## Instructions for the task
Omit all images. Transcribe the rest of the material below exactly.

* * * * * * *

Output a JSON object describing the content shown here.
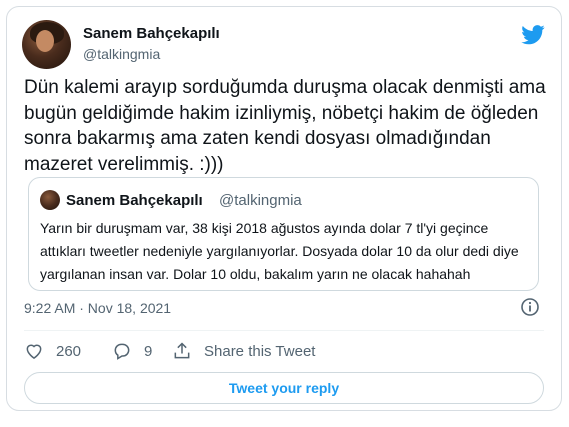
{
  "author": {
    "name": "Sanem Bahçekapılı",
    "handle": "@talkingmia"
  },
  "tweet": {
    "text": "Dün kalemi arayıp sorduğumda duruşma olacak denmişti ama bugün geldiğimde hakim izinliymiş, nöbetçi hakim de öğleden sonra bakarmış ama zaten kendi dosyası olmadığından mazeret verelimmiş. :)))",
    "timestamp": "9:22 AM · Nov 18, 2021"
  },
  "quoted_tweet": {
    "name": "Sanem Bahçekapılı",
    "handle": "@talkingmia",
    "text": "Yarın bir duruşmam var, 38 kişi 2018 ağustos ayında dolar 7 tl'yi geçince attıkları tweetler nedeniyle yargılanıyorlar. Dosyada dolar 10 da olur dedi diye yargılanan insan var. Dolar 10 oldu, bakalım yarın ne olacak hahahah"
  },
  "actions": {
    "like_count": "260",
    "reply_count": "9",
    "share_label": "Share this Tweet"
  },
  "reply_button_label": "Tweet your reply",
  "colors": {
    "accent": "#1d9bf0",
    "text": "#0f1419",
    "secondary": "#536471",
    "border": "#cfd9de"
  },
  "icons": [
    "twitter-bird-icon",
    "info-icon",
    "heart-icon",
    "reply-icon",
    "share-icon"
  ]
}
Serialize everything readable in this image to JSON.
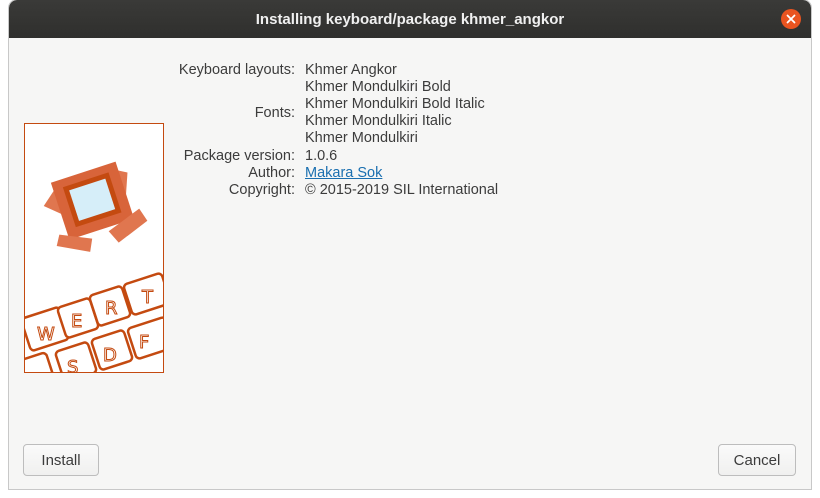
{
  "window": {
    "title": "Installing keyboard/package khmer_angkor"
  },
  "details": {
    "keyboard_layouts_label": "Keyboard layouts:",
    "keyboard_layouts": [
      "Khmer Angkor"
    ],
    "fonts_label": "Fonts:",
    "fonts": [
      "Khmer Mondulkiri Bold",
      "Khmer Mondulkiri Bold Italic",
      "Khmer Mondulkiri Italic",
      "Khmer Mondulkiri"
    ],
    "package_version_label": "Package version:",
    "package_version": "1.0.6",
    "author_label": "Author:",
    "author": "Makara Sok",
    "copyright_label": "Copyright:",
    "copyright": "© 2015-2019 SIL International"
  },
  "logo": {
    "keys": [
      "W",
      "E",
      "R",
      "T",
      "S",
      "D",
      "F"
    ]
  },
  "buttons": {
    "install": "Install",
    "cancel": "Cancel"
  },
  "colors": {
    "accent": "#e95420",
    "logo_orange": "#c44a10",
    "link": "#1a6fb0"
  }
}
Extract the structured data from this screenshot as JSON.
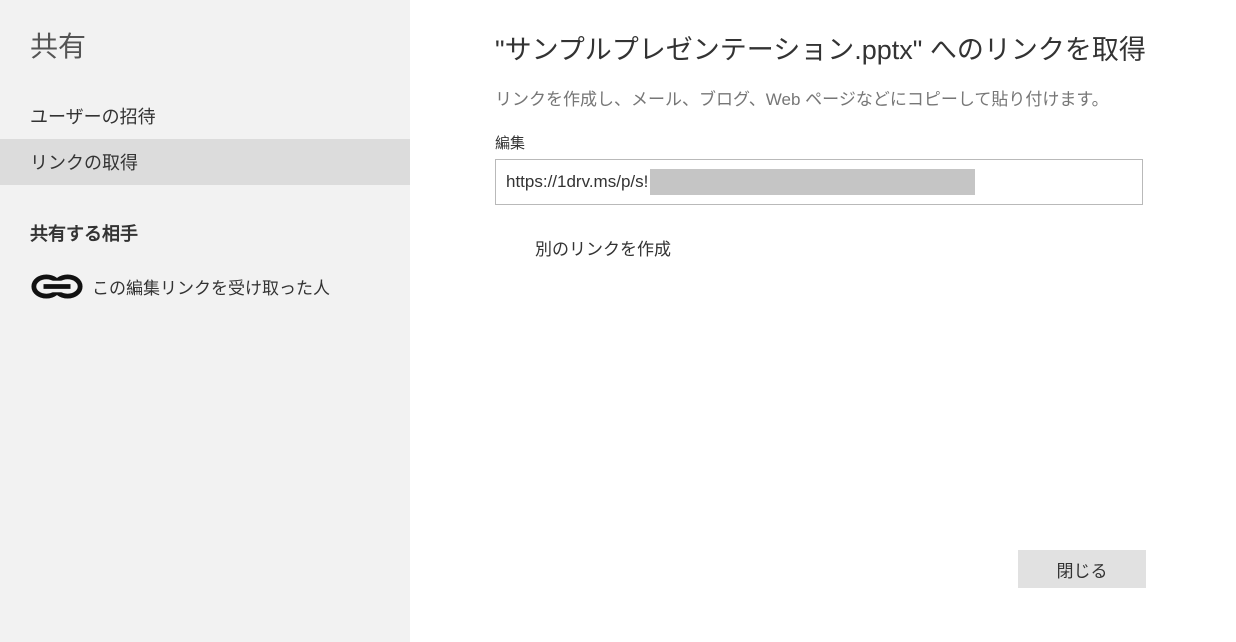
{
  "sidebar": {
    "title": "共有",
    "items": [
      {
        "label": "ユーザーの招待"
      },
      {
        "label": "リンクの取得"
      }
    ],
    "subheading": "共有する相手",
    "share_entry": {
      "label": "この編集リンクを受け取った人"
    }
  },
  "main": {
    "title": "\"サンプルプレゼンテーション.pptx\" へのリンクを取得",
    "description": "リンクを作成し、メール、ブログ、Web ページなどにコピーして貼り付けます。",
    "field_label": "編集",
    "link_value": "https://1drv.ms/p/s!",
    "create_another_label": "別のリンクを作成",
    "close_label": "閉じる"
  }
}
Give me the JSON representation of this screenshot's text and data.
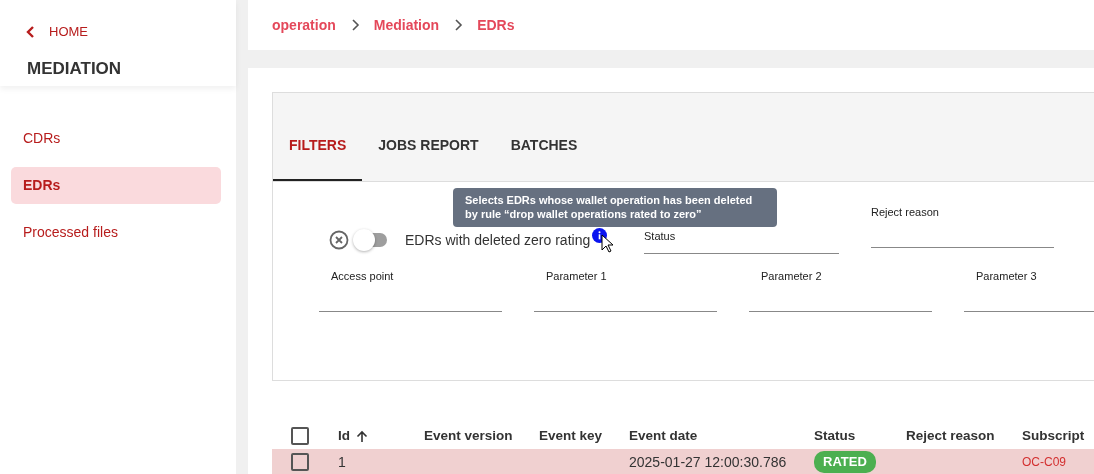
{
  "sidebar": {
    "back_link": "HOME",
    "title": "MEDIATION",
    "items": [
      {
        "label": "CDRs",
        "selected": false
      },
      {
        "label": "EDRs",
        "selected": true
      },
      {
        "label": "Processed files",
        "selected": false
      }
    ]
  },
  "breadcrumb": [
    "operation",
    "Mediation",
    "EDRs"
  ],
  "tabs": [
    {
      "label": "FILTERS",
      "selected": true
    },
    {
      "label": "JOBS REPORT",
      "selected": false
    },
    {
      "label": "BATCHES",
      "selected": false
    }
  ],
  "filters": {
    "toggle": {
      "label": "EDRs with deleted zero rating",
      "checked": false,
      "tooltip": "Selects EDRs whose wallet operation has been deleted by rule “drop wallet operations rated to zero”"
    },
    "row_1": [
      {
        "label": "Status"
      },
      {
        "label": "Reject reason"
      }
    ],
    "row_2": [
      {
        "label": "Access point"
      },
      {
        "label": "Parameter 1"
      },
      {
        "label": "Parameter 2"
      },
      {
        "label": "Parameter 3"
      }
    ]
  },
  "table": {
    "all_selected": false,
    "columns": [
      {
        "label": "Id",
        "sorted": true
      },
      {
        "label": "Event version"
      },
      {
        "label": "Event key"
      },
      {
        "label": "Event date"
      },
      {
        "label": "Status"
      },
      {
        "label": "Reject reason"
      },
      {
        "label": "Subscript"
      }
    ],
    "rows": [
      {
        "selected": false,
        "cells": [
          "1",
          "",
          "",
          "2025-01-27 12:00:30.786",
          "RATED",
          "",
          "OC-C09"
        ]
      }
    ]
  }
}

* * * * * * *

## Right answer
Output a JSON object describing the content shown here.
{
  "author": {
    "name": "Sanem Bahçekapılı",
    "handle": "@talkingmia"
  },
  "tweet": {
    "text": "Dün kalemi arayıp sorduğumda duruşma olacak denmişti ama bugün geldiğimde hakim izinliymiş, nöbetçi hakim de öğleden sonra bakarmış ama zaten kendi dosyası olmadığından mazeret verelimmiş. :)))",
    "timestamp": "9:22 AM · Nov 18, 2021"
  },
  "quoted_tweet": {
    "name": "Sanem Bahçekapılı",
    "handle": "@talkingmia",
    "text": "Yarın bir duruşmam var, 38 kişi 2018 ağustos ayında dolar 7 tl'yi geçince attıkları tweetler nedeniyle yargılanıyorlar. Dosyada dolar 10 da olur dedi diye yargılanan insan var. Dolar 10 oldu, bakalım yarın ne olacak hahahah"
  },
  "actions": {
    "like_count": "260",
    "reply_count": "9",
    "share_label": "Share this Tweet"
  },
  "reply_button_label": "Tweet your reply",
  "colors": {
    "accent": "#1d9bf0",
    "text": "#0f1419",
    "secondary": "#536471",
    "border": "#cfd9de"
  },
  "icons": [
    "twitter-bird-icon",
    "info-icon",
    "heart-icon",
    "reply-icon",
    "share-icon"
  ]
}
Serialize everything readable in this image to JSON.
{
  "window": {
    "title": "Installing keyboard/package khmer_angkor"
  },
  "details": {
    "keyboard_layouts_label": "Keyboard layouts:",
    "keyboard_layouts": [
      "Khmer Angkor"
    ],
    "fonts_label": "Fonts:",
    "fonts": [
      "Khmer Mondulkiri Bold",
      "Khmer Mondulkiri Bold Italic",
      "Khmer Mondulkiri Italic",
      "Khmer Mondulkiri"
    ],
    "package_version_label": "Package version:",
    "package_version": "1.0.6",
    "author_label": "Author:",
    "author": "Makara Sok",
    "copyright_label": "Copyright:",
    "copyright": "© 2015-2019 SIL International"
  },
  "logo": {
    "keys": [
      "W",
      "E",
      "R",
      "T",
      "S",
      "D",
      "F"
    ]
  },
  "buttons": {
    "install": "Install",
    "cancel": "Cancel"
  },
  "colors": {
    "accent": "#e95420",
    "logo_orange": "#c44a10",
    "link": "#1a6fb0"
  }
}
Extract the structured data from this screenshot as JSON.
{
  "sidebar": {
    "title": "共有",
    "items": [
      {
        "label": "ユーザーの招待"
      },
      {
        "label": "リンクの取得"
      }
    ],
    "subheading": "共有する相手",
    "share_entry": {
      "label": "この編集リンクを受け取った人"
    }
  },
  "main": {
    "title": "\"サンプルプレゼンテーション.pptx\" へのリンクを取得",
    "description": "リンクを作成し、メール、ブログ、Web ページなどにコピーして貼り付けます。",
    "field_label": "編集",
    "link_value": "https://1drv.ms/p/s!",
    "create_another_label": "別のリンクを作成",
    "close_label": "閉じる"
  }
}
Give me the JSON representation of this screenshot's text and data.
{
  "sidebar": {
    "back_link": "HOME",
    "title": "MEDIATION",
    "items": [
      {
        "label": "CDRs",
        "selected": false
      },
      {
        "label": "EDRs",
        "selected": true
      },
      {
        "label": "Processed files",
        "selected": false
      }
    ]
  },
  "breadcrumb": [
    "operation",
    "Mediation",
    "EDRs"
  ],
  "tabs": [
    {
      "label": "FILTERS",
      "selected": true
    },
    {
      "label": "JOBS REPORT",
      "selected": false
    },
    {
      "label": "BATCHES",
      "selected": false
    }
  ],
  "filters": {
    "toggle": {
      "label": "EDRs with deleted zero rating",
      "checked": false,
      "tooltip": "Selects EDRs whose wallet operation has been deleted by rule “drop wallet operations rated to zero”"
    },
    "row_1": [
      {
        "label": "Status"
      },
      {
        "label": "Reject reason"
      }
    ],
    "row_2": [
      {
        "label": "Access point"
      },
      {
        "label": "Parameter 1"
      },
      {
        "label": "Parameter 2"
      },
      {
        "label": "Parameter 3"
      }
    ]
  },
  "table": {
    "all_selected": false,
    "columns": [
      {
        "label": "Id",
        "sorted": true
      },
      {
        "label": "Event version"
      },
      {
        "label": "Event key"
      },
      {
        "label": "Event date"
      },
      {
        "label": "Status"
      },
      {
        "label": "Reject reason"
      },
      {
        "label": "Subscript"
      }
    ],
    "rows": [
      {
        "selected": false,
        "cells": [
          "1",
          "",
          "",
          "2025-01-27 12:00:30.786",
          "RATED",
          "",
          "OC-C09"
        ]
      }
    ]
  }
}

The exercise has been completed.